- ABOUT THIS EXERCISE
How many lines of these records hold the string "oftast"? Reply with the number alone.

- Transcribed document page entries

================================

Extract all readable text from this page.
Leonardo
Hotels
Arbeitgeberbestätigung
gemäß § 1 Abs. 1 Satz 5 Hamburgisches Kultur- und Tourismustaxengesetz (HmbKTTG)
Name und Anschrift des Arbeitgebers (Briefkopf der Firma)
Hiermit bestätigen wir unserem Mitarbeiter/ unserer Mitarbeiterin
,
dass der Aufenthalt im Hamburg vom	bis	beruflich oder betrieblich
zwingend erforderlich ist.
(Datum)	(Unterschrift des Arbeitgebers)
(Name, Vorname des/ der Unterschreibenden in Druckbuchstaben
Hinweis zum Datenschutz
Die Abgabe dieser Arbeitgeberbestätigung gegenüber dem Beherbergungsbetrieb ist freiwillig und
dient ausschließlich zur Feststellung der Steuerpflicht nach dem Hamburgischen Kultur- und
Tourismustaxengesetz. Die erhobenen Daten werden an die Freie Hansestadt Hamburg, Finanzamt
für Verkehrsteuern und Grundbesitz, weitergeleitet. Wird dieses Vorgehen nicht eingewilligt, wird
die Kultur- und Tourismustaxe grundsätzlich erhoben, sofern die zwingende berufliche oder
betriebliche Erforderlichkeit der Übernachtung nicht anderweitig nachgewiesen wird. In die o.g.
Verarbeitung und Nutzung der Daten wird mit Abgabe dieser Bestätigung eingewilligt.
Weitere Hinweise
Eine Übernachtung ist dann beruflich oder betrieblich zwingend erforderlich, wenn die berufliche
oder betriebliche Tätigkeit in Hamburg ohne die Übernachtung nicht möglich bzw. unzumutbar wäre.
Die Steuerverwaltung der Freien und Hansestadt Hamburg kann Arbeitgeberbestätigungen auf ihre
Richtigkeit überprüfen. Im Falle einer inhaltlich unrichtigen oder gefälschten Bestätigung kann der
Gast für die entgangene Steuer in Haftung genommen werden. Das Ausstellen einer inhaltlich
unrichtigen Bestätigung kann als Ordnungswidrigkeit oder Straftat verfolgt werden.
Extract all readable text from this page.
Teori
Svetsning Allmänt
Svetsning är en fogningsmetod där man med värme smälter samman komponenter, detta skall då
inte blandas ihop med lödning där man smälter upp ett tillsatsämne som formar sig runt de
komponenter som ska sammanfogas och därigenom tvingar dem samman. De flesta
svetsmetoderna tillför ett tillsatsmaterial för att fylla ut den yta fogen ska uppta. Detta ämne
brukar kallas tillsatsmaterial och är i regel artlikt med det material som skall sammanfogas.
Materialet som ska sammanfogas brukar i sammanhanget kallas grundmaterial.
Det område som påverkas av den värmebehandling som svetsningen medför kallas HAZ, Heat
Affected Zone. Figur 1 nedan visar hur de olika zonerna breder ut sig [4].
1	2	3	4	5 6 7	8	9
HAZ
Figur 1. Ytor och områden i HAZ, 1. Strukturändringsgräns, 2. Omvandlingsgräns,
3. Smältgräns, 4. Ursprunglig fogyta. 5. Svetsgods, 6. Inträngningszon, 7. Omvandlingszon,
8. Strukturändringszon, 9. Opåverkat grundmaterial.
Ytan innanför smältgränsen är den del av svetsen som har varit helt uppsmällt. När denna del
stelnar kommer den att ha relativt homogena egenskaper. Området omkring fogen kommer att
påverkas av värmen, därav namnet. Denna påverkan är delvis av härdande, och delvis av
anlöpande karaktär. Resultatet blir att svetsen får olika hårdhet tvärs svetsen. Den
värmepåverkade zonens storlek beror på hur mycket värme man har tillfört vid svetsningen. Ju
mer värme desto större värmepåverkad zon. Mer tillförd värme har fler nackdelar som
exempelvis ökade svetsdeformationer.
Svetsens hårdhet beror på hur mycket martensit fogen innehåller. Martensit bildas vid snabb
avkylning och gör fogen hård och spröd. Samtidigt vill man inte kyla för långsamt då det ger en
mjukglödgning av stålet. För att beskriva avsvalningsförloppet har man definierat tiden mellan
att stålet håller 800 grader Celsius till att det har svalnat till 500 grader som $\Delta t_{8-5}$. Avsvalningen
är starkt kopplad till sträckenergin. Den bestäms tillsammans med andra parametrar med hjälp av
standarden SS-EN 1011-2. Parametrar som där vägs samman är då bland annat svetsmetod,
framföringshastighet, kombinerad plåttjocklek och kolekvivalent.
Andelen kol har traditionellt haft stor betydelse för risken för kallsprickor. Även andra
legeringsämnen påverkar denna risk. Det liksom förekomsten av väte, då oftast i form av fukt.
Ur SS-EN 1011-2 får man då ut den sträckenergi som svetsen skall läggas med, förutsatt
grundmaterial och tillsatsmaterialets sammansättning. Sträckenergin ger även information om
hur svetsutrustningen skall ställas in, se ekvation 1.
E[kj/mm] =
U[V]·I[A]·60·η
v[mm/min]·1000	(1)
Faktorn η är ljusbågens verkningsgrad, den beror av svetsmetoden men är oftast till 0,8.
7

================================

- TASK RESPONSE
2